In the material below, list every line carrying the string "coordinate".

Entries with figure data
──────

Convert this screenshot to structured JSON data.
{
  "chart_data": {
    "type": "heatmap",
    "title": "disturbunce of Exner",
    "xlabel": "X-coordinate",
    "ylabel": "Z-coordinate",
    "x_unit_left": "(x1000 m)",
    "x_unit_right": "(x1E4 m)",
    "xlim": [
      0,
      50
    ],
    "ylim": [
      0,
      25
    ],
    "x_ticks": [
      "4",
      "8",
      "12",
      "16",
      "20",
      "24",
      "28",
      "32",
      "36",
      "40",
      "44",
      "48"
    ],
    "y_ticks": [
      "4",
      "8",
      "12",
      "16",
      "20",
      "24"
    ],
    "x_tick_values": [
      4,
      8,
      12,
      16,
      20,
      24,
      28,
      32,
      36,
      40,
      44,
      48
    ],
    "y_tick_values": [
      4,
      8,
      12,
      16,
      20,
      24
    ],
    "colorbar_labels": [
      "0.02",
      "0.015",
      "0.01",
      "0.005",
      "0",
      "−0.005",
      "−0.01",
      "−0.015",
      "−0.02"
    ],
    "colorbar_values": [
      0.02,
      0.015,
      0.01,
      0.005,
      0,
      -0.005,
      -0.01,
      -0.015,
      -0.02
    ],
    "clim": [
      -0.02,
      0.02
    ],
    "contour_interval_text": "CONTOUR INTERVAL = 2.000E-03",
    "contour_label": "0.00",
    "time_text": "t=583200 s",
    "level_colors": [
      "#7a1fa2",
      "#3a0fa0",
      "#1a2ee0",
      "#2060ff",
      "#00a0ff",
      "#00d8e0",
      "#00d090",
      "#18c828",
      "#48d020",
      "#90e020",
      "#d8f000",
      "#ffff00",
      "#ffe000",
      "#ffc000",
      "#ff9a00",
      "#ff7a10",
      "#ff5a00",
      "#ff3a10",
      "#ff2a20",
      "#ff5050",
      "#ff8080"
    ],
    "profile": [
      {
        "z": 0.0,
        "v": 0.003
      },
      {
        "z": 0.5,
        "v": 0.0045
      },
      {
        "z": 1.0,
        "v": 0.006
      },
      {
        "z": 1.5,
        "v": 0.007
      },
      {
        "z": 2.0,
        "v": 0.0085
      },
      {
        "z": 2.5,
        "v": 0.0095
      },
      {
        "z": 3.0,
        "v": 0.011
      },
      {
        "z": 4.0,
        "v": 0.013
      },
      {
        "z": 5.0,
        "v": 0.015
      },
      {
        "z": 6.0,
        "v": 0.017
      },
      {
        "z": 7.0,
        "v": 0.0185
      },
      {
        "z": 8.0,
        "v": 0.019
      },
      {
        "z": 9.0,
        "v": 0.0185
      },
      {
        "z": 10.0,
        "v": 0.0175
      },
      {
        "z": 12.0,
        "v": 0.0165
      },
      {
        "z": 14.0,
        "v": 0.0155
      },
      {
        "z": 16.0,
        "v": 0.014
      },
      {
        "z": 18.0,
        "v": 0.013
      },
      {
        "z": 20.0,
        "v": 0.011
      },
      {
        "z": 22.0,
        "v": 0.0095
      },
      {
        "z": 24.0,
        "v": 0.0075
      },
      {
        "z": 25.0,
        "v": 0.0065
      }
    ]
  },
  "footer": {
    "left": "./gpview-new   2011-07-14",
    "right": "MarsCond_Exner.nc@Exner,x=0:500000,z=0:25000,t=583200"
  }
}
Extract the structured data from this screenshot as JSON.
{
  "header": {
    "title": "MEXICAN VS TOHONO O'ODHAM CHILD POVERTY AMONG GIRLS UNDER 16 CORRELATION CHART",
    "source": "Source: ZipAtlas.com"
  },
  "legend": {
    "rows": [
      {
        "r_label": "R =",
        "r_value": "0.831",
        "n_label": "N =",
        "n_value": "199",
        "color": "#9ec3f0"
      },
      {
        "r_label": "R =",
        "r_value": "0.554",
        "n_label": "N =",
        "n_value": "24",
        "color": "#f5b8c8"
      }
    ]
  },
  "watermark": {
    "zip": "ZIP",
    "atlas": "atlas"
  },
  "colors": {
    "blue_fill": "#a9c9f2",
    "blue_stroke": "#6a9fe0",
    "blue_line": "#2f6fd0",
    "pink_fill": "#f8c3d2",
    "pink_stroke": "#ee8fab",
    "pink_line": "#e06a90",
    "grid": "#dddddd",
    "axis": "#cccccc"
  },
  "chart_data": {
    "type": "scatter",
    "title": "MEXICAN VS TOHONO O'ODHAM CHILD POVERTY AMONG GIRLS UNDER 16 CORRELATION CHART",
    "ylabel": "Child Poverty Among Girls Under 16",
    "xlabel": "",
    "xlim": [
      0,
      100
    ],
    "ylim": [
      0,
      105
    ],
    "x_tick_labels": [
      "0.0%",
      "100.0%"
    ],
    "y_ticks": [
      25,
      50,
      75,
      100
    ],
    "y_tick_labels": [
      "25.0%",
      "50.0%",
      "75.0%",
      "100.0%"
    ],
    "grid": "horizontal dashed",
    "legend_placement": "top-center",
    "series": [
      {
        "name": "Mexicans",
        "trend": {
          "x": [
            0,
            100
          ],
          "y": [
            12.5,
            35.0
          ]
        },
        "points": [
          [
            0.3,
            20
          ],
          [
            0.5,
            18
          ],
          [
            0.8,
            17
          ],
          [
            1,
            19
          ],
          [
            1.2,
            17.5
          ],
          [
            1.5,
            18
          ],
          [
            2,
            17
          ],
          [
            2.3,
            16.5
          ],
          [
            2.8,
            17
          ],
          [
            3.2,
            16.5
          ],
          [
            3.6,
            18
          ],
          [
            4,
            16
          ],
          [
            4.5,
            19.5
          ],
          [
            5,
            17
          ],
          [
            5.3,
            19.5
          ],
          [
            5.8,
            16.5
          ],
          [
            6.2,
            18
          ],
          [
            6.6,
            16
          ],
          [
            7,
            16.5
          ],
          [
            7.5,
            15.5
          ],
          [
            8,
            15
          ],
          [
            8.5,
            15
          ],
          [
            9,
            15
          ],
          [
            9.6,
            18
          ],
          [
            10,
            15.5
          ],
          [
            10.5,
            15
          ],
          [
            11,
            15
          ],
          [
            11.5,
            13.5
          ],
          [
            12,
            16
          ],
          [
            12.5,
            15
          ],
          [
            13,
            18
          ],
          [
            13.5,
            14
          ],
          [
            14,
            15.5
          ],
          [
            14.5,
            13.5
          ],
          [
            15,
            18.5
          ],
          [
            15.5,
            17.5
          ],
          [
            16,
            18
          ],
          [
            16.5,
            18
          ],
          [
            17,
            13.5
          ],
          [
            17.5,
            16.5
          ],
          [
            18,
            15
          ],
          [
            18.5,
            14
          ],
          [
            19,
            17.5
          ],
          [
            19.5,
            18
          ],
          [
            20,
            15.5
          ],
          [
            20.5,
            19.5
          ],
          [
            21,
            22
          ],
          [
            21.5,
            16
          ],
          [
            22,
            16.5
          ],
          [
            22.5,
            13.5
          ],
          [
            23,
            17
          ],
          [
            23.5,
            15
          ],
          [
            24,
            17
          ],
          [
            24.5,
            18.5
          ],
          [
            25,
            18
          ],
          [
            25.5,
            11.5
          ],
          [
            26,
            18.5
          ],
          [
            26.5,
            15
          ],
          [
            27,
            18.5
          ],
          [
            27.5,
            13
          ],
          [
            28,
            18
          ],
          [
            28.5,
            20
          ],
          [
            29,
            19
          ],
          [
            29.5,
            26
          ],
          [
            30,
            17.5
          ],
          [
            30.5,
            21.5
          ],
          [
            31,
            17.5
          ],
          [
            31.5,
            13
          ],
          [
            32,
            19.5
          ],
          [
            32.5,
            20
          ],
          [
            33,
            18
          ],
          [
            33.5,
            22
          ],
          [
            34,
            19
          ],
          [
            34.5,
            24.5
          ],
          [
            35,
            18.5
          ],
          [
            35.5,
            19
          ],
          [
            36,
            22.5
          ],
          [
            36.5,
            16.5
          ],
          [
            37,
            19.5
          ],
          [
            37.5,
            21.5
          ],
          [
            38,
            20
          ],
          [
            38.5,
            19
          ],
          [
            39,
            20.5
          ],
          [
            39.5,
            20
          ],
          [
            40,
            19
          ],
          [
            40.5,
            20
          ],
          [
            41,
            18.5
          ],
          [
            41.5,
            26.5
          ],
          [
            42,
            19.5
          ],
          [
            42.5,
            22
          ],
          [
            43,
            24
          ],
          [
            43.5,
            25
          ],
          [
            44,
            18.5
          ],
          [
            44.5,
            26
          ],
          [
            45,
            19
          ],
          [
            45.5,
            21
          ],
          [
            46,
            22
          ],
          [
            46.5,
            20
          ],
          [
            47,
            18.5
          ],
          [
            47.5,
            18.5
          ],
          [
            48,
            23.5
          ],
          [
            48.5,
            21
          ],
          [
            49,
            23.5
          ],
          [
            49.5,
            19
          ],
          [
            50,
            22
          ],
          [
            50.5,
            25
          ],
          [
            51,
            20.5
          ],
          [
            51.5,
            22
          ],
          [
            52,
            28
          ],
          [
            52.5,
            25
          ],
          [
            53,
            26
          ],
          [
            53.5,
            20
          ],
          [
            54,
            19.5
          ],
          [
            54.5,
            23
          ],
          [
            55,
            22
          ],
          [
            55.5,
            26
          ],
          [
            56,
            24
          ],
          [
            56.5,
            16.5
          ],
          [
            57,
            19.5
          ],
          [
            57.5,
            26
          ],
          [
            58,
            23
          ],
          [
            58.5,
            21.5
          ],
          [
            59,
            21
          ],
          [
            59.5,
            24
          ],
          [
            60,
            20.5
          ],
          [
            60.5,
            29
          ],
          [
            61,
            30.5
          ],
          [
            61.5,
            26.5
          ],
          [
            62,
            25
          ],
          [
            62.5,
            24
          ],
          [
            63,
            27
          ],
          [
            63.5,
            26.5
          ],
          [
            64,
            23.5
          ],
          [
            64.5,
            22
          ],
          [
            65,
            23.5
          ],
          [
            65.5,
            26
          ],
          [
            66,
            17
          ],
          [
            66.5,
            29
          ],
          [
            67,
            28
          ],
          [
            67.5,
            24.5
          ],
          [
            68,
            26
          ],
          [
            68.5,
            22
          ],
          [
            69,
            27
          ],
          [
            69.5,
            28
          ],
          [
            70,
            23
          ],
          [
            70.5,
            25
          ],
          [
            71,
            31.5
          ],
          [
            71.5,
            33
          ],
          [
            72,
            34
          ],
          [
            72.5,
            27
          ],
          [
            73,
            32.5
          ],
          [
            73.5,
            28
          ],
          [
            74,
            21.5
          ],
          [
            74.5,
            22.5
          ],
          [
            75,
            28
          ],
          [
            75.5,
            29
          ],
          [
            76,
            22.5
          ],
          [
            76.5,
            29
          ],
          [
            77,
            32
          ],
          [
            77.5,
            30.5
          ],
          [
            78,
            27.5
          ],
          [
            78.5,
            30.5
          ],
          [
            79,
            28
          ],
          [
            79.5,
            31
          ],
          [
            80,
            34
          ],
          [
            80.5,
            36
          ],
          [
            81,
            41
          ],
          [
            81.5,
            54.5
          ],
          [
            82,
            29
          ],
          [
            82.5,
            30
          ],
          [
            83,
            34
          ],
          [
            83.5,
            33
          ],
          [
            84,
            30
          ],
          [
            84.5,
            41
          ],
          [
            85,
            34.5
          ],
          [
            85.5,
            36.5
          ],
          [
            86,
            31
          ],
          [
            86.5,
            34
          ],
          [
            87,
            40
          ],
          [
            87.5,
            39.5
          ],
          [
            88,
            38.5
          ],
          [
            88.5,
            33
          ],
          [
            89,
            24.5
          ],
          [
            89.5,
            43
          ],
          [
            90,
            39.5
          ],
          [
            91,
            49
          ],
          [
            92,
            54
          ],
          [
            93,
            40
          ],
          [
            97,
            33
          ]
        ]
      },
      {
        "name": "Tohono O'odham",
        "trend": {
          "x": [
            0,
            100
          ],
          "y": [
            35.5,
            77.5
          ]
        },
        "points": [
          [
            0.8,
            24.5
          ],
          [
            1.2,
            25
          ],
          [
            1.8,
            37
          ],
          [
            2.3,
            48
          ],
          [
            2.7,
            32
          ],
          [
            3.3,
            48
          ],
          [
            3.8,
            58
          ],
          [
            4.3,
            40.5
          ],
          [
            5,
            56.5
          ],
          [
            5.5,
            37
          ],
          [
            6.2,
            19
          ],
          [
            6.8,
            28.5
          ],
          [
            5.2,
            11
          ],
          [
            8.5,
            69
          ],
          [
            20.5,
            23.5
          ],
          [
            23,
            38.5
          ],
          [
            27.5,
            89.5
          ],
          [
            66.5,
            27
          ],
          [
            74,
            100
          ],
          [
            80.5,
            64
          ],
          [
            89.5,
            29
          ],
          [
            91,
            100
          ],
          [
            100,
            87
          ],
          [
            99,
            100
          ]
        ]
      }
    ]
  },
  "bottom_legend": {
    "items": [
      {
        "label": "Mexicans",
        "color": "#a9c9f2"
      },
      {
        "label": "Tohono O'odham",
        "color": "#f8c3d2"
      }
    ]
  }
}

──────

Exercise answer:
    "xlabel": "X-coordinate",
    "ylabel": "Z-coordinate",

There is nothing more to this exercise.